■ **PROBLEM TO SOLVE**
Print each of the entries exactly, leaving nothing out.
===== LISTED ENTRIES
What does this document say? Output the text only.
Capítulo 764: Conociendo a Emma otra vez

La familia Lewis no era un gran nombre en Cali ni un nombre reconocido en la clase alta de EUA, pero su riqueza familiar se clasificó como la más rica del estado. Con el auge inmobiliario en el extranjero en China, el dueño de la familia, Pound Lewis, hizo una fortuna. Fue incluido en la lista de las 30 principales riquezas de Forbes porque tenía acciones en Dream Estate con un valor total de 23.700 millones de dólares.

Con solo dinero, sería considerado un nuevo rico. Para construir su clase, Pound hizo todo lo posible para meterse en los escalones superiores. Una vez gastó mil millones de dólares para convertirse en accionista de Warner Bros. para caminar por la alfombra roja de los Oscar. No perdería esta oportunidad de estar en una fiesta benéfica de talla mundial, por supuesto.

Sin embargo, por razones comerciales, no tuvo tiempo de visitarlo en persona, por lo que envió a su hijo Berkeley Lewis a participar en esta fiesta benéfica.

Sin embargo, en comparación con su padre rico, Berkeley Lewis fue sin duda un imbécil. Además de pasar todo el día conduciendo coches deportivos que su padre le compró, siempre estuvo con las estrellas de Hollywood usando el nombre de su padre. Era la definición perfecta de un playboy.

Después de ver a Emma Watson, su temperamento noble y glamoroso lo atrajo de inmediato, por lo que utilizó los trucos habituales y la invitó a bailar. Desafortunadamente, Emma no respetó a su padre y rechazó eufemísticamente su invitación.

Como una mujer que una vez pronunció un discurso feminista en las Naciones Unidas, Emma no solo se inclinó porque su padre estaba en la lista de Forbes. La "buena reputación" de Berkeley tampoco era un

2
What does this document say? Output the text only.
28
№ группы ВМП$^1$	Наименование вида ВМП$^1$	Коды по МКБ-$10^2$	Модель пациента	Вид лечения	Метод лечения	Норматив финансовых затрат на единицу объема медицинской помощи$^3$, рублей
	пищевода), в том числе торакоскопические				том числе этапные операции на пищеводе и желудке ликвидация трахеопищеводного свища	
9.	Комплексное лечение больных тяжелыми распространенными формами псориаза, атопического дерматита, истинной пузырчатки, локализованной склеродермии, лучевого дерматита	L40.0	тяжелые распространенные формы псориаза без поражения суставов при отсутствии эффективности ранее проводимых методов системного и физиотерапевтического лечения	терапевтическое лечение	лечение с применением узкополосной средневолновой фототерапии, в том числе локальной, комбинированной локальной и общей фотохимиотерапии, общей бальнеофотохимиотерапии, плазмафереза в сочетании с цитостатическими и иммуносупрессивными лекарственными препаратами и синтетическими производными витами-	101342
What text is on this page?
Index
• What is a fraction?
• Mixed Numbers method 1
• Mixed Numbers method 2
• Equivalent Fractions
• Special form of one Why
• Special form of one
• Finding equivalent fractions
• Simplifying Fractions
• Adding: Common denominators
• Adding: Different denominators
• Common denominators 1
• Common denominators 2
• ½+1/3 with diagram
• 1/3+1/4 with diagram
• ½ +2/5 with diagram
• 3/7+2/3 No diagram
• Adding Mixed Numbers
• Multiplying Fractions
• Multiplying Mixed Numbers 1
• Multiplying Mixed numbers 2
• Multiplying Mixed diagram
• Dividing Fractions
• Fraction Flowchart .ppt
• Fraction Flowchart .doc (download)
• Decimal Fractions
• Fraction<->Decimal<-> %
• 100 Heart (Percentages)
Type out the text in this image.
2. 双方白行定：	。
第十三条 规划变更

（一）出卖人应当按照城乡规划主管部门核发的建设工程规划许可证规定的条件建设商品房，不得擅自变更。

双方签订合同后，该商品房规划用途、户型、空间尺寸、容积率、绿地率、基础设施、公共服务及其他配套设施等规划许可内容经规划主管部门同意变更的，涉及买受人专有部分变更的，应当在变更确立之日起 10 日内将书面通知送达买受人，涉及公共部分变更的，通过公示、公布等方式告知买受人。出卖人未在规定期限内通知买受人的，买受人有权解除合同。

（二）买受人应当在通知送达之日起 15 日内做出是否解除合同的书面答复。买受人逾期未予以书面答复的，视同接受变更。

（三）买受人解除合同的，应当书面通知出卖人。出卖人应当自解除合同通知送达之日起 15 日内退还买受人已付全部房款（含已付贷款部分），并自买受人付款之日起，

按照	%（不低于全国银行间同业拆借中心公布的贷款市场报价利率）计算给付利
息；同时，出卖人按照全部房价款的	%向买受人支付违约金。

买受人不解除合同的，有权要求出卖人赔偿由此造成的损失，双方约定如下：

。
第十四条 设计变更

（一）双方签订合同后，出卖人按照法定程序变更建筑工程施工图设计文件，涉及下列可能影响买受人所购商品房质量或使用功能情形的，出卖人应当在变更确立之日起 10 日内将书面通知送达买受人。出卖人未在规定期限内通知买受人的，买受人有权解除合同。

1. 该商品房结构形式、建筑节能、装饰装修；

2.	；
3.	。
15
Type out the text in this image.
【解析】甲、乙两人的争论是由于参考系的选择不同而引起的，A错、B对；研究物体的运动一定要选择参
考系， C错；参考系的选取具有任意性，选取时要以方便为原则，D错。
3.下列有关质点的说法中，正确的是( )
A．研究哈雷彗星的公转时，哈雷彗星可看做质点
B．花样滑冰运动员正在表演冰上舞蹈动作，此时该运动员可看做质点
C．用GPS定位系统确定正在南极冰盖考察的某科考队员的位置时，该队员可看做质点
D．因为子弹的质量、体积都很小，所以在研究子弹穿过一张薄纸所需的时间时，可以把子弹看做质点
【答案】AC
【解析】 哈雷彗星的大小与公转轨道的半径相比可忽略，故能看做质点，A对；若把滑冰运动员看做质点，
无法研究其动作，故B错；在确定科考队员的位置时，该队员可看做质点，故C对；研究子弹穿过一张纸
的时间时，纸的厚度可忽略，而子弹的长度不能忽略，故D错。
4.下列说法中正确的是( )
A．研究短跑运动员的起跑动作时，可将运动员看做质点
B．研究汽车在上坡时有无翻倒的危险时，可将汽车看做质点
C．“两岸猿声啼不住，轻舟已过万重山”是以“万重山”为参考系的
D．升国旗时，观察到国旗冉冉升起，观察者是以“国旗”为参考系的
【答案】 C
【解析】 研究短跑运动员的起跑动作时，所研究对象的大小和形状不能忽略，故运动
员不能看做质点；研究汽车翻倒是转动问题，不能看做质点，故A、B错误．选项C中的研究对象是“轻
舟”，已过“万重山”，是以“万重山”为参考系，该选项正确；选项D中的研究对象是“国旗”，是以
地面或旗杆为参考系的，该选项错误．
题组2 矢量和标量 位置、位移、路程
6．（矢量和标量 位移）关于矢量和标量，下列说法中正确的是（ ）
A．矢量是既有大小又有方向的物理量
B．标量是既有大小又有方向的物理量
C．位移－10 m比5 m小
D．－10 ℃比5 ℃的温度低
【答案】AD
==========
■ **WRITTEN RESPONSE**
What does this document say? Output the text only.
Capítulo 764: Conociendo a Emma otra vez

La familia Lewis no era un gran nombre en Cali ni un nombre reconocido en la clase alta de EUA, pero su riqueza familiar se clasificó como la más rica del estado. Con el auge inmobiliario en el extranjero en China, el dueño de la familia, Pound Lewis, hizo una fortuna. Fue incluido en la lista de las 30 principales riquezas de Forbes porque tenía acciones en Dream Estate con un valor total de 23.700 millones de dólares.

Con solo dinero, sería considerado un nuevo rico. Para construir su clase, Pound hizo todo lo posible para meterse en los escalones superiores. Una vez gastó mil millones de dólares para convertirse en accionista de Warner Bros. para caminar por la alfombra roja de los Oscar. No perdería esta oportunidad de estar en una fiesta benéfica de talla mundial, por supuesto.

Sin embargo, por razones comerciales, no tuvo tiempo de visitarlo en persona, por lo que envió a su hijo Berkeley Lewis a participar en esta fiesta benéfica.

Sin embargo, en comparación con su padre rico, Berkeley Lewis fue sin duda un imbécil. Además de pasar todo el día conduciendo coches deportivos que su padre le compró, siempre estuvo con las estrellas de Hollywood usando el nombre de su padre. Era la definición perfecta de un playboy.

Después de ver a Emma Watson, su temperamento noble y glamoroso lo atrajo de inmediato, por lo que utilizó los trucos habituales y la invitó a bailar. Desafortunadamente, Emma no respetó a su padre y rechazó eufemísticamente su invitación.

Como una mujer que una vez pronunció un discurso feminista en las Naciones Unidas, Emma no solo se inclinó porque su padre estaba en la lista de Forbes. La "buena reputación" de Berkeley tampoco era un

2
What does this document say? Output the text only.
28
№ группы ВМП$^1$	Наименование вида ВМП$^1$	Коды по МКБ-$10^2$	Модель пациента	Вид лечения	Метод лечения	Норматив финансовых затрат на единицу объема медицинской помощи$^3$, рублей
	пищевода), в том числе торакоскопические				том числе этапные операции на пищеводе и желудке ликвидация трахеопищеводного свища	
9.	Комплексное лечение больных тяжелыми распространенными формами псориаза, атопического дерматита, истинной пузырчатки, локализованной склеродермии, лучевого дерматита	L40.0	тяжелые распространенные формы псориаза без поражения суставов при отсутствии эффективности ранее проводимых методов системного и физиотерапевтического лечения	терапевтическое лечение	лечение с применением узкополосной средневолновой фототерапии, в том числе локальной, комбинированной локальной и общей фотохимиотерапии, общей бальнеофотохимиотерапии, плазмафереза в сочетании с цитостатическими и иммуносупрессивными лекарственными препаратами и синтетическими производными витами-	101342
What text is on this page?
Index
• What is a fraction?
• Mixed Numbers method 1
• Mixed Numbers method 2
• Equivalent Fractions
• Special form of one Why
• Special form of one
• Finding equivalent fractions
• Simplifying Fractions
• Adding: Common denominators
• Adding: Different denominators
• Common denominators 1
• Common denominators 2
• ½+1/3 with diagram
• 1/3+1/4 with diagram
• ½ +2/5 with diagram
• 3/7+2/3 No diagram
• Adding Mixed Numbers
• Multiplying Fractions
• Multiplying Mixed Numbers 1
• Multiplying Mixed numbers 2
• Multiplying Mixed diagram
• Dividing Fractions
• Fraction Flowchart .ppt
• Fraction Flowchart .doc (download)
• Decimal Fractions
• Fraction<->Decimal<-> %
• 100 Heart (Percentages)
Type out the text in this image.
2. 双方白行定：	。
第十三条 规划变更

（一）出卖人应当按照城乡规划主管部门核发的建设工程规划许可证规定的条件建设商品房，不得擅自变更。

双方签订合同后，该商品房规划用途、户型、空间尺寸、容积率、绿地率、基础设施、公共服务及其他配套设施等规划许可内容经规划主管部门同意变更的，涉及买受人专有部分变更的，应当在变更确立之日起 10 日内将书面通知送达买受人，涉及公共部分变更的，通过公示、公布等方式告知买受人。出卖人未在规定期限内通知买受人的，买受人有权解除合同。

（二）买受人应当在通知送达之日起 15 日内做出是否解除合同的书面答复。买受人逾期未予以书面答复的，视同接受变更。

（三）买受人解除合同的，应当书面通知出卖人。出卖人应当自解除合同通知送达之日起 15 日内退还买受人已付全部房款（含已付贷款部分），并自买受人付款之日起，

按照	%（不低于全国银行间同业拆借中心公布的贷款市场报价利率）计算给付利
息；同时，出卖人按照全部房价款的	%向买受人支付违约金。

买受人不解除合同的，有权要求出卖人赔偿由此造成的损失，双方约定如下：

。
第十四条 设计变更

（一）双方签订合同后，出卖人按照法定程序变更建筑工程施工图设计文件，涉及下列可能影响买受人所购商品房质量或使用功能情形的，出卖人应当在变更确立之日起 10 日内将书面通知送达买受人。出卖人未在规定期限内通知买受人的，买受人有权解除合同。

1. 该商品房结构形式、建筑节能、装饰装修；

2.	；
3.	。
15
Type out the text in this image.
【解析】甲、乙两人的争论是由于参考系的选择不同而引起的，A错、B对；研究物体的运动一定要选择参
考系， C错；参考系的选取具有任意性，选取时要以方便为原则，D错。
3.下列有关质点的说法中，正确的是( )
A．研究哈雷彗星的公转时，哈雷彗星可看做质点
B．花样滑冰运动员正在表演冰上舞蹈动作，此时该运动员可看做质点
C．用GPS定位系统确定正在南极冰盖考察的某科考队员的位置时，该队员可看做质点
D．因为子弹的质量、体积都很小，所以在研究子弹穿过一张薄纸所需的时间时，可以把子弹看做质点
【答案】AC
【解析】 哈雷彗星的大小与公转轨道的半径相比可忽略，故能看做质点，A对；若把滑冰运动员看做质点，
无法研究其动作，故B错；在确定科考队员的位置时，该队员可看做质点，故C对；研究子弹穿过一张纸
的时间时，纸的厚度可忽略，而子弹的长度不能忽略，故D错。
4.下列说法中正确的是( )
A．研究短跑运动员的起跑动作时，可将运动员看做质点
B．研究汽车在上坡时有无翻倒的危险时，可将汽车看做质点
C．“两岸猿声啼不住，轻舟已过万重山”是以“万重山”为参考系的
D．升国旗时，观察到国旗冉冉升起，观察者是以“国旗”为参考系的
【答案】 C
【解析】 研究短跑运动员的起跑动作时，所研究对象的大小和形状不能忽略，故运动
员不能看做质点；研究汽车翻倒是转动问题，不能看做质点，故A、B错误．选项C中的研究对象是“轻
舟”，已过“万重山”，是以“万重山”为参考系，该选项正确；选项D中的研究对象是“国旗”，是以
地面或旗杆为参考系的，该选项错误．
题组2 矢量和标量 位置、位移、路程
6．（矢量和标量 位移）关于矢量和标量，下列说法中正确的是（ ）
A．矢量是既有大小又有方向的物理量
B．标量是既有大小又有方向的物理量
C．位移－10 m比5 m小
D．－10 ℃比5 ℃的温度低
【答案】AD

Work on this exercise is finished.